Problem to solve = Repeat the listing in full. Nothing may be added or left out.

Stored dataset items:

(begin)

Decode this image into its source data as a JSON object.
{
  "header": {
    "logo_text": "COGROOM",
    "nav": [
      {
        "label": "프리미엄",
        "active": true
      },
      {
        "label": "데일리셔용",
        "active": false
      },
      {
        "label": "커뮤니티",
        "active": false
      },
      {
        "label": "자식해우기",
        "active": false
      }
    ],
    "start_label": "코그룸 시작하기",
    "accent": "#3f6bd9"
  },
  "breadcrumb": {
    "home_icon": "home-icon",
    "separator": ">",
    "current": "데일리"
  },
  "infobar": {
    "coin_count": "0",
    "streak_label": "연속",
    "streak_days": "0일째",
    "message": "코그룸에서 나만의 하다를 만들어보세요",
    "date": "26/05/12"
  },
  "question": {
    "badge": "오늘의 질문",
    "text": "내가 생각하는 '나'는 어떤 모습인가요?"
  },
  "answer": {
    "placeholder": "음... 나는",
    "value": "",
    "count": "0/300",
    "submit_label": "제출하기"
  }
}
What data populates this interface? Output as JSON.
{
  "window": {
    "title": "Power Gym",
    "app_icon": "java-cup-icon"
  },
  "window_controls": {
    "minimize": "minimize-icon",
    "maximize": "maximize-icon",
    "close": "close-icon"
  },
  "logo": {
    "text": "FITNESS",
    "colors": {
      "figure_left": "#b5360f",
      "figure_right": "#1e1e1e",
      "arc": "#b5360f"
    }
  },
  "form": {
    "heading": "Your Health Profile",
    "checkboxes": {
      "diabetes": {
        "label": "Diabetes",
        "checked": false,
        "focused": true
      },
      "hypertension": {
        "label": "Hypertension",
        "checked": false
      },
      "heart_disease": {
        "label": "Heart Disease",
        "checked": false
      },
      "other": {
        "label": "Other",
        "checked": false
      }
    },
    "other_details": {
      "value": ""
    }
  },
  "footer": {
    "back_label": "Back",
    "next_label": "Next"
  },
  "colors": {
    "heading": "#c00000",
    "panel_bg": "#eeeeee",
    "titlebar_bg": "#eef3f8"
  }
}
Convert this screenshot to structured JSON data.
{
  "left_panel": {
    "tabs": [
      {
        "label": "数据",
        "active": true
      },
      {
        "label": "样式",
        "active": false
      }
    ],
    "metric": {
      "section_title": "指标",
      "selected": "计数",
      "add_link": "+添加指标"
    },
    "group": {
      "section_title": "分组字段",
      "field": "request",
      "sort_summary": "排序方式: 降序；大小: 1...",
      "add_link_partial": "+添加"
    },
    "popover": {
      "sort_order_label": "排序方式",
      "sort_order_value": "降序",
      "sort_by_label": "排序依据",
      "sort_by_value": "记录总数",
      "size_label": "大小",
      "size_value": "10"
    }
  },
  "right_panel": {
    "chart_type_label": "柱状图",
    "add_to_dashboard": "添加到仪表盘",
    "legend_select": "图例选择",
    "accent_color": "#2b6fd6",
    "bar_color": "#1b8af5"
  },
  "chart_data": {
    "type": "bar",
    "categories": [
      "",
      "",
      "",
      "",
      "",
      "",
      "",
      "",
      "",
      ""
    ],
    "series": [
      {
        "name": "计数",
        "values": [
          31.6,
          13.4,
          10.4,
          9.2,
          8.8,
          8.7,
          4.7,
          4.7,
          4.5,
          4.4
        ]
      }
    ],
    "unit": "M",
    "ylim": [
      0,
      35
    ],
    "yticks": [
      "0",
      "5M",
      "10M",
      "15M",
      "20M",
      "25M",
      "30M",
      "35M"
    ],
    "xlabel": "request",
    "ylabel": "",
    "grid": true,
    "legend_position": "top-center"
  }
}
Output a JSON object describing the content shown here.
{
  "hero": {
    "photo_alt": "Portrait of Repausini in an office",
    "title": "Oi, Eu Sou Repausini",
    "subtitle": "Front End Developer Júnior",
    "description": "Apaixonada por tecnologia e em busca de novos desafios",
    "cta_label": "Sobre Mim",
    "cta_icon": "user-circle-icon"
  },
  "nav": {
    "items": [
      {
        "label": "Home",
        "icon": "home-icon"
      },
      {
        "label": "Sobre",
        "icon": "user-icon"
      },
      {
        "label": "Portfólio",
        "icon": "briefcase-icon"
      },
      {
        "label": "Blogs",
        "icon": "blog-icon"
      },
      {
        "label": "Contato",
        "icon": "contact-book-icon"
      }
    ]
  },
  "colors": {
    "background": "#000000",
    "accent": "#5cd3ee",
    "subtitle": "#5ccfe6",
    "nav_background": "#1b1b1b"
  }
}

(end)

Output of the task =
Decode this image into its source data as a JSON object.
{
  "header": {
    "logo_text": "COGROOM",
    "nav": [
      {
        "label": "프리미엄",
        "active": true
      },
      {
        "label": "데일리셔용",
        "active": false
      },
      {
        "label": "커뮤니티",
        "active": false
      },
      {
        "label": "자식해우기",
        "active": false
      }
    ],
    "start_label": "코그룸 시작하기",
    "accent": "#3f6bd9"
  },
  "breadcrumb": {
    "home_icon": "home-icon",
    "separator": ">",
    "current": "데일리"
  },
  "infobar": {
    "coin_count": "0",
    "streak_label": "연속",
    "streak_days": "0일째",
    "message": "코그룸에서 나만의 하다를 만들어보세요",
    "date": "26/05/12"
  },
  "question": {
    "badge": "오늘의 질문",
    "text": "내가 생각하는 '나'는 어떤 모습인가요?"
  },
  "answer": {
    "placeholder": "음... 나는",
    "value": "",
    "count": "0/300",
    "submit_label": "제출하기"
  }
}
What data populates this interface? Output as JSON.
{
  "window": {
    "title": "Power Gym",
    "app_icon": "java-cup-icon"
  },
  "window_controls": {
    "minimize": "minimize-icon",
    "maximize": "maximize-icon",
    "close": "close-icon"
  },
  "logo": {
    "text": "FITNESS",
    "colors": {
      "figure_left": "#b5360f",
      "figure_right": "#1e1e1e",
      "arc": "#b5360f"
    }
  },
  "form": {
    "heading": "Your Health Profile",
    "checkboxes": {
      "diabetes": {
        "label": "Diabetes",
        "checked": false,
        "focused": true
      },
      "hypertension": {
        "label": "Hypertension",
        "checked": false
      },
      "heart_disease": {
        "label": "Heart Disease",
        "checked": false
      },
      "other": {
        "label": "Other",
        "checked": false
      }
    },
    "other_details": {
      "value": ""
    }
  },
  "footer": {
    "back_label": "Back",
    "next_label": "Next"
  },
  "colors": {
    "heading": "#c00000",
    "panel_bg": "#eeeeee",
    "titlebar_bg": "#eef3f8"
  }
}
Convert this screenshot to structured JSON data.
{
  "left_panel": {
    "tabs": [
      {
        "label": "数据",
        "active": true
      },
      {
        "label": "样式",
        "active": false
      }
    ],
    "metric": {
      "section_title": "指标",
      "selected": "计数",
      "add_link": "+添加指标"
    },
    "group": {
      "section_title": "分组字段",
      "field": "request",
      "sort_summary": "排序方式: 降序；大小: 1...",
      "add_link_partial": "+添加"
    },
    "popover": {
      "sort_order_label": "排序方式",
      "sort_order_value": "降序",
      "sort_by_label": "排序依据",
      "sort_by_value": "记录总数",
      "size_label": "大小",
      "size_value": "10"
    }
  },
  "right_panel": {
    "chart_type_label": "柱状图",
    "add_to_dashboard": "添加到仪表盘",
    "legend_select": "图例选择",
    "accent_color": "#2b6fd6",
    "bar_color": "#1b8af5"
  },
  "chart_data": {
    "type": "bar",
    "categories": [
      "",
      "",
      "",
      "",
      "",
      "",
      "",
      "",
      "",
      ""
    ],
    "series": [
      {
        "name": "计数",
        "values": [
          31.6,
          13.4,
          10.4,
          9.2,
          8.8,
          8.7,
          4.7,
          4.7,
          4.5,
          4.4
        ]
      }
    ],
    "unit": "M",
    "ylim": [
      0,
      35
    ],
    "yticks": [
      "0",
      "5M",
      "10M",
      "15M",
      "20M",
      "25M",
      "30M",
      "35M"
    ],
    "xlabel": "request",
    "ylabel": "",
    "grid": true,
    "legend_position": "top-center"
  }
}
Output a JSON object describing the content shown here.
{
  "hero": {
    "photo_alt": "Portrait of Repausini in an office",
    "title": "Oi, Eu Sou Repausini",
    "subtitle": "Front End Developer Júnior",
    "description": "Apaixonada por tecnologia e em busca de novos desafios",
    "cta_label": "Sobre Mim",
    "cta_icon": "user-circle-icon"
  },
  "nav": {
    "items": [
      {
        "label": "Home",
        "icon": "home-icon"
      },
      {
        "label": "Sobre",
        "icon": "user-icon"
      },
      {
        "label": "Portfólio",
        "icon": "briefcase-icon"
      },
      {
        "label": "Blogs",
        "icon": "blog-icon"
      },
      {
        "label": "Contato",
        "icon": "contact-book-icon"
      }
    ]
  },
  "colors": {
    "background": "#000000",
    "accent": "#5cd3ee",
    "subtitle": "#5ccfe6",
    "nav_background": "#1b1b1b"
  }
}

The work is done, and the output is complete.